**AUSZUG:**

--------------------------------------------------

Ich machte mich an diesen Morgen fertig, um außer Haus zu gehen, als mich meine Frau fragte, wo ich den hinwill, denn ich hätte doch heute frei. Nachdem ich ihr erzählt hatte, welche Nachricht mich eben erreicht hat, verstand meine Frau sofort, was ich nun tun wollte. Auf dem direkten Weg fuhr ich in den Stephansdom, um eine Kerze für meinen Freund anzuzünden. Dort angekommen, gelang es mir nur mit Mühe, ein Licht für ihn anzustecken. Meine Hände zitterten und die Tränen liefen.

--------------------------------------------------

**Datensätze zu Layoutbereichen:**
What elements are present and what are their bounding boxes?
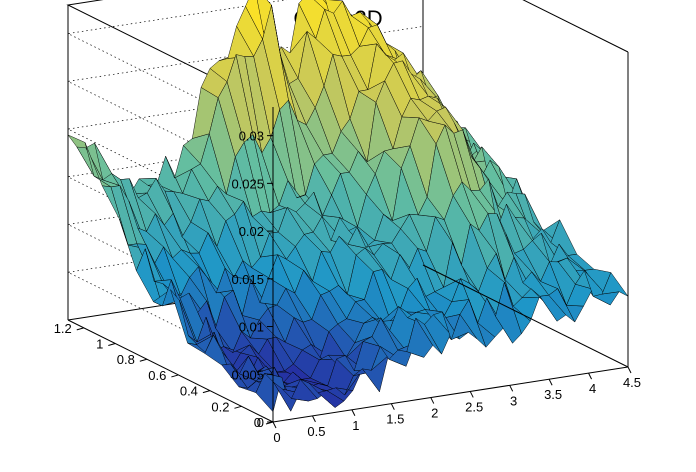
y-tick-label: 0.6	[148, 368, 166, 383]
surface-cell	[601, 272, 629, 297]
x-tick-label: 4	[589, 381, 596, 396]
x-tick-label: 0.5	[307, 424, 325, 439]
surface-mesh	[67, 0, 629, 413]
front-frame	[272, 0, 629, 423]
top-right-edge	[522, 0, 629, 53]
z-tick-label: 0.03	[239, 129, 264, 144]
x-tick-mark	[509, 385, 514, 392]
x-tick-label: 4.5	[623, 375, 641, 390]
y-tick-label: 0.2	[211, 399, 229, 414]
y-tick-label: 1	[96, 337, 103, 352]
axes: 0 0.5 1 1.5 2 2.5 3 3.5 4 4.500.20.40.60.811.200.…	[54, 107, 641, 445]
x-tick-mark	[311, 415, 316, 423]
y-tick-mark	[234, 405, 242, 409]
y-tick-label: 1.2	[54, 321, 72, 336]
x-tick-label: 3.5	[544, 387, 562, 402]
x-tick-mark	[627, 366, 632, 374]
x-tick-mark	[272, 421, 277, 429]
y-tick-mark	[76, 327, 84, 331]
x-tick-label: 3	[510, 393, 517, 408]
y-tick-mark	[202, 390, 211, 394]
x-tick-mark	[390, 403, 395, 410]
floor-left-edge	[67, 319, 274, 423]
x-tick-mark	[469, 391, 474, 398]
z-tick-label: 0.01	[239, 320, 264, 335]
y-tick-label: 0.8	[117, 352, 135, 367]
floor-right-edge	[422, 264, 629, 368]
x-tick-label: 0	[273, 430, 280, 445]
y-tick-mark	[171, 374, 179, 378]
x-tick-label: 2	[431, 406, 438, 421]
z-tick-label: 0.025	[231, 176, 264, 191]
x-tick-mark	[351, 409, 356, 417]
z-tick-label: 0.015	[231, 272, 264, 287]
x-tick-label: 1.5	[386, 412, 404, 427]
x-axis-line	[272, 366, 629, 423]
z-tick-label: 0.005	[231, 367, 264, 382]
y-tick-label: 0	[254, 415, 261, 430]
y-tick-mark	[108, 343, 116, 347]
y-tick-label: 0.4	[180, 384, 198, 399]
x-tick-mark	[548, 378, 553, 386]
x-tick-label: 1	[352, 418, 359, 433]
z-tick-label: 0	[257, 415, 264, 430]
x-tick-mark	[588, 372, 593, 380]
x-tick-mark	[430, 397, 435, 404]
x-tick-label: 2.5	[465, 399, 483, 414]
z-tick-label: 0.02	[239, 224, 264, 239]
y-tick-mark	[139, 358, 147, 362]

--------------------------------------------------

**AUFGABE 1:** Gib aus den Datensätzen die Zeilen von der Zeile mit „368, 166, 383]“ bis einschließlich der Zeile mit „337, 103, 352]“ unverändert wieder.
**AUFGABE 2:** Schreibe den Auszug über die Kerze im Stephansdom im Anschluss an seinen letzten Satz weiter.
Der Auszug und die Datensätze stehen in keinem Zusammenhang miteinander.

**ANTWORT 1:**
y-tick-label: 0.6	[148, 368, 166, 383]
surface-cell	[601, 272, 629, 297]
x-tick-label: 4	[589, 381, 596, 396]
x-tick-label: 0.5	[307, 424, 325, 439]
surface-mesh	[67, 0, 629, 413]
front-frame	[272, 0, 629, 423]
top-right-edge	[522, 0, 629, 53]
z-tick-label: 0.03	[239, 129, 264, 144]
x-tick-mark	[509, 385, 514, 392]
x-tick-label: 4.5	[623, 375, 641, 390]
y-tick-label: 0.2	[211, 399, 229, 414]
y-tick-label: 1	[96, 337, 103, 352]

**ANTWORT 2:**
Die Erinnerungen an unsere gemeinsame Zeit, um einen der größten Männer seines Faches, ließen meine Trauer nur langsam verebben. Bis heute habe ich das beibehalten und habe jedes Jahr am 14. Oktober, am Sterbetag von Leonhard Bernstein, einen Termin in der Stephanskirche.
Inzwischen überwiegen natürlich bisweilen meine Erinnerungen an diese schöne Zeit mit „meinem Gast“ die Tränen.
Lenny, ich werde dich NIE vergessen und nochmals DANKE, dass ich Dich kennen lernen durfte.